- [WHAT IS ASKED]: Every record must be transcribed in its entirety, apart from the images, which are to be omitted.

- [MATERIAL]:
/---

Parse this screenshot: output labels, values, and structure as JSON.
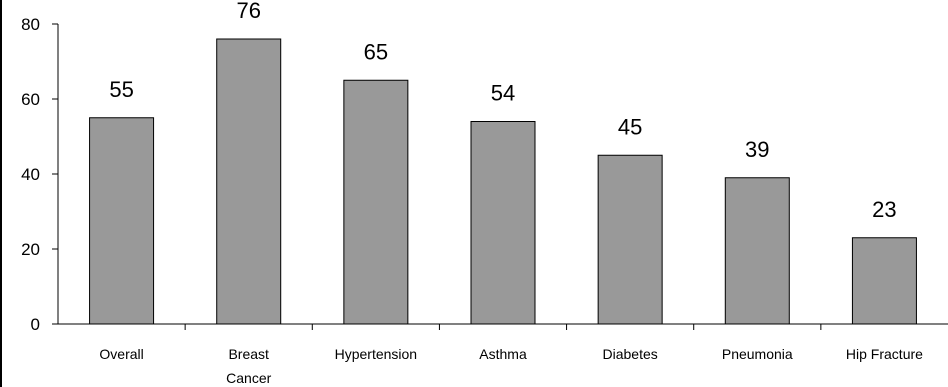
{
  "chart_data": {
    "type": "bar",
    "categories": [
      "Overall",
      "Breast Cancer",
      "Hypertension",
      "Asthma",
      "Diabetes",
      "Pneumonia",
      "Hip Fracture"
    ],
    "category_lines": [
      [
        "Overall"
      ],
      [
        "Breast",
        "Cancer"
      ],
      [
        "Hypertension"
      ],
      [
        "Asthma"
      ],
      [
        "Diabetes"
      ],
      [
        "Pneumonia"
      ],
      [
        "Hip Fracture"
      ]
    ],
    "values": [
      55,
      76,
      65,
      54,
      45,
      39,
      23
    ],
    "data_labels": [
      "55",
      "76",
      "65",
      "54",
      "45",
      "39",
      "23"
    ],
    "yticks": [
      "0",
      "20",
      "40",
      "60",
      "80"
    ],
    "ylim": [
      0,
      80
    ],
    "title": "",
    "xlabel": "",
    "ylabel": "",
    "grid": false,
    "bar_color": "#999999",
    "bar_edge_color": "#000000"
  }
}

\---

- [SOLUTION TO THIS PROBLEM]:
Parse this screenshot: output labels, values, and structure as JSON.
{
  "chart_data": {
    "type": "bar",
    "categories": [
      "Overall",
      "Breast Cancer",
      "Hypertension",
      "Asthma",
      "Diabetes",
      "Pneumonia",
      "Hip Fracture"
    ],
    "category_lines": [
      [
        "Overall"
      ],
      [
        "Breast",
        "Cancer"
      ],
      [
        "Hypertension"
      ],
      [
        "Asthma"
      ],
      [
        "Diabetes"
      ],
      [
        "Pneumonia"
      ],
      [
        "Hip Fracture"
      ]
    ],
    "values": [
      55,
      76,
      65,
      54,
      45,
      39,
      23
    ],
    "data_labels": [
      "55",
      "76",
      "65",
      "54",
      "45",
      "39",
      "23"
    ],
    "yticks": [
      "0",
      "20",
      "40",
      "60",
      "80"
    ],
    "ylim": [
      0,
      80
    ],
    "title": "",
    "xlabel": "",
    "ylabel": "",
    "grid": false,
    "bar_color": "#999999",
    "bar_edge_color": "#000000"
  }
}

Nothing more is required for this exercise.